- [The request]: Your task is to output the listing word for word, with pictures excluded.

>>>

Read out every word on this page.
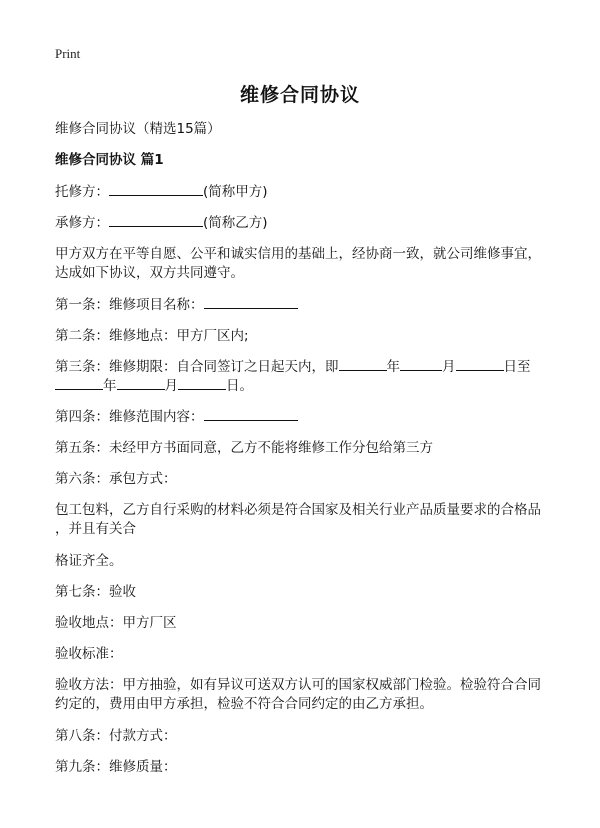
Print
维修合同协议
维修合同协议（精选15篇）
维修合同协议 篇1
托修方：	(简称甲方)
承修方：	(简称乙方)
甲方双方在平等自愿、公平和诚实信用的基础上，经协商一致，就公司维修事宜，
达成如下协议，双方共同遵守。
第一条：维修项目名称：
第二条：维修地点：甲方厂区内;
第三条：维修期限：自合同签订之日起天内，即	年	月	日至
年	月	日。
第四条：维修范围内容：
第五条：未经甲方书面同意，乙方不能将维修工作分包给第三方
第六条：承包方式：
包工包料，乙方自行采购的材料必须是符合国家及相关行业产品质量要求的合格品
，并且有关合
格证齐全。
第七条：验收
验收地点：甲方厂区
验收标准：
验收方法：甲方抽验，如有异议可送双方认可的国家权威部门检验。检验符合合同
约定的，费用由甲方承担，检验不符合合同约定的由乙方承担。
第八条：付款方式：
第九条：维修质量：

<<<

- [Task result]:
Read out every word on this page.
Print
维修合同协议
维修合同协议（精选15篇）
维修合同协议 篇1
托修方：	(简称甲方)
承修方：	(简称乙方)
甲方双方在平等自愿、公平和诚实信用的基础上，经协商一致，就公司维修事宜，
达成如下协议，双方共同遵守。
第一条：维修项目名称：
第二条：维修地点：甲方厂区内;
第三条：维修期限：自合同签订之日起天内，即	年	月	日至
年	月	日。
第四条：维修范围内容：
第五条：未经甲方书面同意，乙方不能将维修工作分包给第三方
第六条：承包方式：
包工包料，乙方自行采购的材料必须是符合国家及相关行业产品质量要求的合格品
，并且有关合
格证齐全。
第七条：验收
验收地点：甲方厂区
验收标准：
验收方法：甲方抽验，如有异议可送双方认可的国家权威部门检验。检验符合合同
约定的，费用由甲方承担，检验不符合合同约定的由乙方承担。
第八条：付款方式：
第九条：维修质量：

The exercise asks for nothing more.